[Excerpts from a figure dataset]
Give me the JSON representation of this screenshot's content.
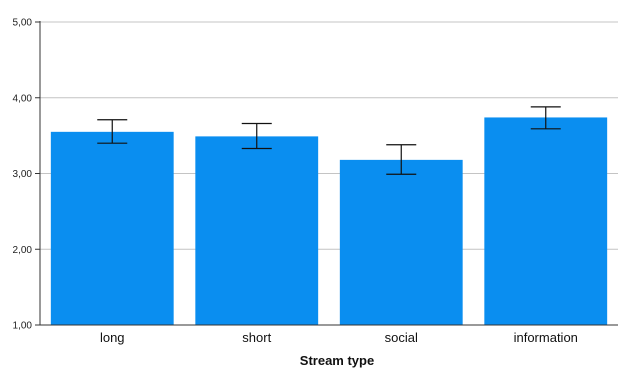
{
  "chart_data": {
    "type": "bar",
    "categories": [
      "long",
      "short",
      "social",
      "information"
    ],
    "values": [
      3.55,
      3.49,
      3.18,
      3.74
    ],
    "error_bars": {
      "lower": [
        3.4,
        3.33,
        2.99,
        3.59
      ],
      "upper": [
        3.71,
        3.66,
        3.38,
        3.88
      ]
    },
    "xlabel": "Stream type",
    "ylabel": "",
    "ylim": [
      1.0,
      5.0
    ],
    "yticks": [
      "1,00",
      "2,00",
      "3,00",
      "4,00",
      "5,00"
    ],
    "grid": "horizontal",
    "bar_color": "#0a8ef0"
  }
}
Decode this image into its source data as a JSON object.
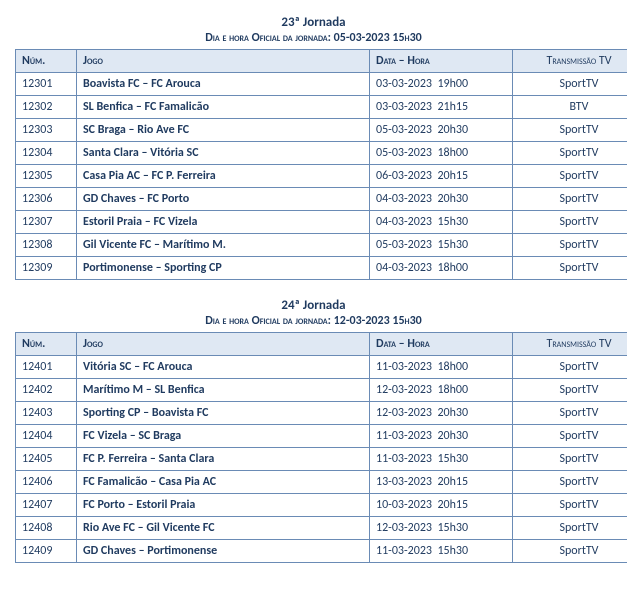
{
  "columns": {
    "num": "Núm.",
    "jogo": "Jogo",
    "data": "Data – Hora",
    "tv": "Transmissão TV"
  },
  "sub_prefix": "Dia e hora Oficial da jornada: ",
  "jornadas": [
    {
      "title": "23ª Jornada",
      "official": "05-03-2023 15h30",
      "rows": [
        {
          "num": "12301",
          "jogo": "Boavista FC – FC Arouca",
          "date": "03-03-2023",
          "time": "19h00",
          "tv": "SportTV"
        },
        {
          "num": "12302",
          "jogo": "SL Benfica – FC Famalicão",
          "date": "03-03-2023",
          "time": "21h15",
          "tv": "BTV"
        },
        {
          "num": "12303",
          "jogo": "SC Braga – Rio Ave FC",
          "date": "05-03-2023",
          "time": "20h30",
          "tv": "SportTV"
        },
        {
          "num": "12304",
          "jogo": "Santa Clara – Vitória SC",
          "date": "05-03-2023",
          "time": "18h00",
          "tv": "SportTV"
        },
        {
          "num": "12305",
          "jogo": "Casa Pia AC – FC P. Ferreira",
          "date": "06-03-2023",
          "time": "20h15",
          "tv": "SportTV"
        },
        {
          "num": "12306",
          "jogo": "GD Chaves – FC Porto",
          "date": "04-03-2023",
          "time": "20h30",
          "tv": "SportTV"
        },
        {
          "num": "12307",
          "jogo": "Estoril Praia – FC Vizela",
          "date": "04-03-2023",
          "time": "15h30",
          "tv": "SportTV"
        },
        {
          "num": "12308",
          "jogo": "Gil Vicente FC – Marítimo M.",
          "date": "05-03-2023",
          "time": "15h30",
          "tv": "SportTV"
        },
        {
          "num": "12309",
          "jogo": "Portimonense – Sporting CP",
          "date": "04-03-2023",
          "time": "18h00",
          "tv": "SportTV"
        }
      ]
    },
    {
      "title": "24ª Jornada",
      "official": "12-03-2023 15h30",
      "rows": [
        {
          "num": "12401",
          "jogo": "Vitória SC – FC Arouca",
          "date": "11-03-2023",
          "time": "18h00",
          "tv": "SportTV"
        },
        {
          "num": "12402",
          "jogo": "Marítimo M – SL Benfica",
          "date": "12-03-2023",
          "time": "18h00",
          "tv": "SportTV"
        },
        {
          "num": "12403",
          "jogo": "Sporting CP – Boavista FC",
          "date": "12-03-2023",
          "time": "20h30",
          "tv": "SportTV"
        },
        {
          "num": "12404",
          "jogo": "FC Vizela – SC Braga",
          "date": "11-03-2023",
          "time": "20h30",
          "tv": "SportTV"
        },
        {
          "num": "12405",
          "jogo": "FC P. Ferreira – Santa Clara",
          "date": "11-03-2023",
          "time": "15h30",
          "tv": "SportTV"
        },
        {
          "num": "12406",
          "jogo": "FC Famalicão – Casa Pia AC",
          "date": "13-03-2023",
          "time": "20h15",
          "tv": "SportTV"
        },
        {
          "num": "12407",
          "jogo": "FC Porto – Estoril Praia",
          "date": "10-03-2023",
          "time": "20h15",
          "tv": "SportTV"
        },
        {
          "num": "12408",
          "jogo": "Rio Ave FC – Gil Vicente FC",
          "date": "12-03-2023",
          "time": "15h30",
          "tv": "SportTV"
        },
        {
          "num": "12409",
          "jogo": "GD Chaves – Portimonense",
          "date": "11-03-2023",
          "time": "15h30",
          "tv": "SportTV"
        }
      ]
    }
  ]
}
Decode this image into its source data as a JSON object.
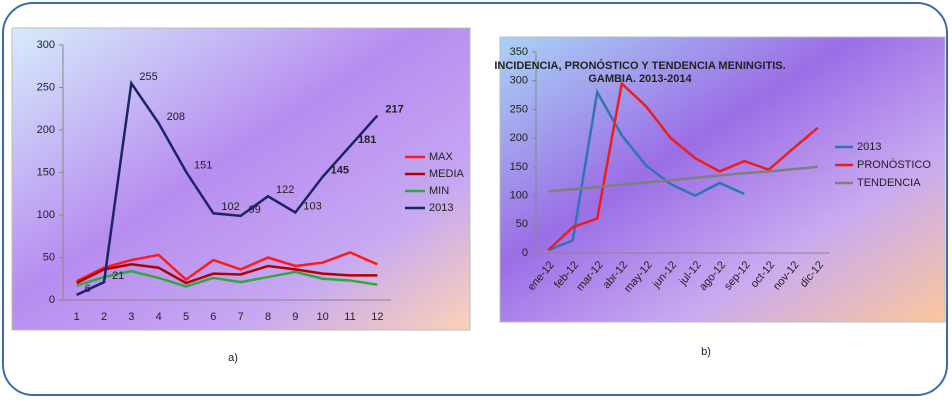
{
  "chart_data": [
    {
      "type": "line",
      "caption": "a)",
      "categories": [
        "1",
        "2",
        "3",
        "4",
        "5",
        "6",
        "7",
        "8",
        "9",
        "10",
        "11",
        "12"
      ],
      "ylim": [
        0,
        300
      ],
      "yticks": [
        0,
        50,
        100,
        150,
        200,
        250,
        300
      ],
      "grid": false,
      "legend": "right",
      "series": [
        {
          "name": "MAX",
          "color": "#ff1a1a",
          "values": [
            22,
            38,
            47,
            53,
            24,
            47,
            36,
            50,
            40,
            44,
            56,
            42
          ]
        },
        {
          "name": "MEDIA",
          "color": "#b00000",
          "values": [
            20,
            36,
            42,
            38,
            20,
            31,
            30,
            40,
            36,
            31,
            29,
            29
          ]
        },
        {
          "name": "MIN",
          "color": "#2eaa3c",
          "values": [
            17,
            27,
            34,
            26,
            16,
            26,
            21,
            27,
            33,
            25,
            23,
            18
          ]
        },
        {
          "name": "2013",
          "color": "#1c2466",
          "values": [
            6,
            21,
            255,
            208,
            151,
            102,
            99,
            122,
            103,
            145,
            181,
            217
          ],
          "show_labels": true,
          "label_colors": [
            "#222",
            "#222",
            "#222",
            "#222",
            "#222",
            "#222",
            "#222",
            "#222",
            "#222",
            "#ff1a40",
            "#ff1a40",
            "#ff1a40"
          ]
        }
      ]
    },
    {
      "type": "line",
      "caption": "b)",
      "title": [
        "INCIDENCIA, PRONÓSTICO Y TENDENCIA MENINGITIS.",
        "GAMBIA. 2013-2014"
      ],
      "categories": [
        "ene-12",
        "feb-12",
        "mar-12",
        "abr-12",
        "may-12",
        "jun-12",
        "jul-12",
        "ago-12",
        "sep-12",
        "oct-12",
        "nov-12",
        "dic-12"
      ],
      "ylim": [
        0,
        350
      ],
      "yticks": [
        0,
        50,
        100,
        150,
        200,
        250,
        300,
        350
      ],
      "grid": false,
      "legend": "right",
      "series": [
        {
          "name": "2013",
          "color": "#2e75b6",
          "values": [
            5,
            22,
            280,
            205,
            152,
            120,
            100,
            122,
            103,
            null,
            null,
            null
          ]
        },
        {
          "name": "PRONÓSTICO",
          "color": "#ee1c1c",
          "values": [
            5,
            45,
            60,
            295,
            255,
            200,
            165,
            142,
            160,
            145,
            182,
            218
          ]
        },
        {
          "name": "TENDENCIA",
          "color": "#7f7f7f",
          "values": [
            107,
            111,
            115,
            119,
            123,
            127,
            131,
            135,
            139,
            142,
            146,
            150
          ]
        }
      ]
    }
  ]
}
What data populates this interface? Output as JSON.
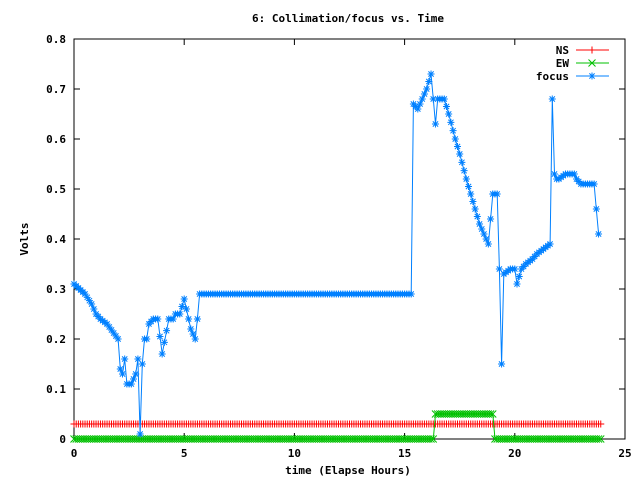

WHAT THE TASK ASKS: Quote the full listing above word for word; exclude every picture from the copy.

ANSWER FOR THE TASK:
Give me the JSON representation of this screenshot's content.
{
  "chart_data": {
    "type": "bar",
    "categories": [
      "long",
      "short",
      "social",
      "information"
    ],
    "values": [
      3.55,
      3.49,
      3.18,
      3.74
    ],
    "error_bars": {
      "lower": [
        3.4,
        3.33,
        2.99,
        3.59
      ],
      "upper": [
        3.71,
        3.66,
        3.38,
        3.88
      ]
    },
    "xlabel": "Stream type",
    "ylabel": "",
    "ylim": [
      1.0,
      5.0
    ],
    "yticks": [
      "1,00",
      "2,00",
      "3,00",
      "4,00",
      "5,00"
    ],
    "grid": "horizontal",
    "bar_color": "#0a8ef0"
  }
}
Decode this image into its source data as a JSON object.
{
  "columns": {
    "num": "Núm.",
    "jogo": "Jogo",
    "data": "Data – Hora",
    "tv": "Transmissão TV"
  },
  "sub_prefix": "Dia e hora Oficial da jornada: ",
  "jornadas": [
    {
      "title": "23ª Jornada",
      "official": "05-03-2023 15h30",
      "rows": [
        {
          "num": "12301",
          "jogo": "Boavista FC – FC Arouca",
          "date": "03-03-2023",
          "time": "19h00",
          "tv": "SportTV"
        },
        {
          "num": "12302",
          "jogo": "SL Benfica – FC Famalicão",
          "date": "03-03-2023",
          "time": "21h15",
          "tv": "BTV"
        },
        {
          "num": "12303",
          "jogo": "SC Braga – Rio Ave FC",
          "date": "05-03-2023",
          "time": "20h30",
          "tv": "SportTV"
        },
        {
          "num": "12304",
          "jogo": "Santa Clara – Vitória SC",
          "date": "05-03-2023",
          "time": "18h00",
          "tv": "SportTV"
        },
        {
          "num": "12305",
          "jogo": "Casa Pia AC – FC P. Ferreira",
          "date": "06-03-2023",
          "time": "20h15",
          "tv": "SportTV"
        },
        {
          "num": "12306",
          "jogo": "GD Chaves – FC Porto",
          "date": "04-03-2023",
          "time": "20h30",
          "tv": "SportTV"
        },
        {
          "num": "12307",
          "jogo": "Estoril Praia – FC Vizela",
          "date": "04-03-2023",
          "time": "15h30",
          "tv": "SportTV"
        },
        {
          "num": "12308",
          "jogo": "Gil Vicente FC – Marítimo M.",
          "date": "05-03-2023",
          "time": "15h30",
          "tv": "SportTV"
        },
        {
          "num": "12309",
          "jogo": "Portimonense – Sporting CP",
          "date": "04-03-2023",
          "time": "18h00",
          "tv": "SportTV"
        }
      ]
    },
    {
      "title": "24ª Jornada",
      "official": "12-03-2023 15h30",
      "rows": [
        {
          "num": "12401",
          "jogo": "Vitória SC – FC Arouca",
          "date": "11-03-2023",
          "time": "18h00",
          "tv": "SportTV"
        },
        {
          "num": "12402",
          "jogo": "Marítimo M – SL Benfica",
          "date": "12-03-2023",
          "time": "18h00",
          "tv": "SportTV"
        },
        {
          "num": "12403",
          "jogo": "Sporting CP – Boavista FC",
          "date": "12-03-2023",
          "time": "20h30",
          "tv": "SportTV"
        },
        {
          "num": "12404",
          "jogo": "FC Vizela – SC Braga",
          "date": "11-03-2023",
          "time": "20h30",
          "tv": "SportTV"
        },
        {
          "num": "12405",
          "jogo": "FC P. Ferreira – Santa Clara",
          "date": "11-03-2023",
          "time": "15h30",
          "tv": "SportTV"
        },
        {
          "num": "12406",
          "jogo": "FC Famalicão – Casa Pia AC",
          "date": "13-03-2023",
          "time": "20h15",
          "tv": "SportTV"
        },
        {
          "num": "12407",
          "jogo": "FC Porto – Estoril Praia",
          "date": "10-03-2023",
          "time": "20h15",
          "tv": "SportTV"
        },
        {
          "num": "12408",
          "jogo": "Rio Ave FC – Gil Vicente FC",
          "date": "12-03-2023",
          "time": "15h30",
          "tv": "SportTV"
        },
        {
          "num": "12409",
          "jogo": "GD Chaves – Portimonense",
          "date": "11-03-2023",
          "time": "15h30",
          "tv": "SportTV"
        }
      ]
    }
  ]
}
Decode this image into its source data as a JSON object.
{
  "chart_data": [
    {
      "type": "line",
      "caption": "a)",
      "categories": [
        "1",
        "2",
        "3",
        "4",
        "5",
        "6",
        "7",
        "8",
        "9",
        "10",
        "11",
        "12"
      ],
      "ylim": [
        0,
        300
      ],
      "yticks": [
        0,
        50,
        100,
        150,
        200,
        250,
        300
      ],
      "grid": false,
      "legend": "right",
      "series": [
        {
          "name": "MAX",
          "color": "#ff1a1a",
          "values": [
            22,
            38,
            47,
            53,
            24,
            47,
            36,
            50,
            40,
            44,
            56,
            42
          ]
        },
        {
          "name": "MEDIA",
          "color": "#b00000",
          "values": [
            20,
            36,
            42,
            38,
            20,
            31,
            30,
            40,
            36,
            31,
            29,
            29
          ]
        },
        {
          "name": "MIN",
          "color": "#2eaa3c",
          "values": [
            17,
            27,
            34,
            26,
            16,
            26,
            21,
            27,
            33,
            25,
            23,
            18
          ]
        },
        {
          "name": "2013",
          "color": "#1c2466",
          "values": [
            6,
            21,
            255,
            208,
            151,
            102,
            99,
            122,
            103,
            145,
            181,
            217
          ],
          "show_labels": true,
          "label_colors": [
            "#222",
            "#222",
            "#222",
            "#222",
            "#222",
            "#222",
            "#222",
            "#222",
            "#222",
            "#ff1a40",
            "#ff1a40",
            "#ff1a40"
          ]
        }
      ]
    },
    {
      "type": "line",
      "caption": "b)",
      "title": [
        "INCIDENCIA, PRONÓSTICO Y TENDENCIA MENINGITIS.",
        "GAMBIA. 2013-2014"
      ],
      "categories": [
        "ene-12",
        "feb-12",
        "mar-12",
        "abr-12",
        "may-12",
        "jun-12",
        "jul-12",
        "ago-12",
        "sep-12",
        "oct-12",
        "nov-12",
        "dic-12"
      ],
      "ylim": [
        0,
        350
      ],
      "yticks": [
        0,
        50,
        100,
        150,
        200,
        250,
        300,
        350
      ],
      "grid": false,
      "legend": "right",
      "series": [
        {
          "name": "2013",
          "color": "#2e75b6",
          "values": [
            5,
            22,
            280,
            205,
            152,
            120,
            100,
            122,
            103,
            null,
            null,
            null
          ]
        },
        {
          "name": "PRONÓSTICO",
          "color": "#ee1c1c",
          "values": [
            5,
            45,
            60,
            295,
            255,
            200,
            165,
            142,
            160,
            145,
            182,
            218
          ]
        },
        {
          "name": "TENDENCIA",
          "color": "#7f7f7f",
          "values": [
            107,
            111,
            115,
            119,
            123,
            127,
            131,
            135,
            139,
            142,
            146,
            150
          ]
        }
      ]
    }
  ]
}
What data populates this interface? Output as JSON.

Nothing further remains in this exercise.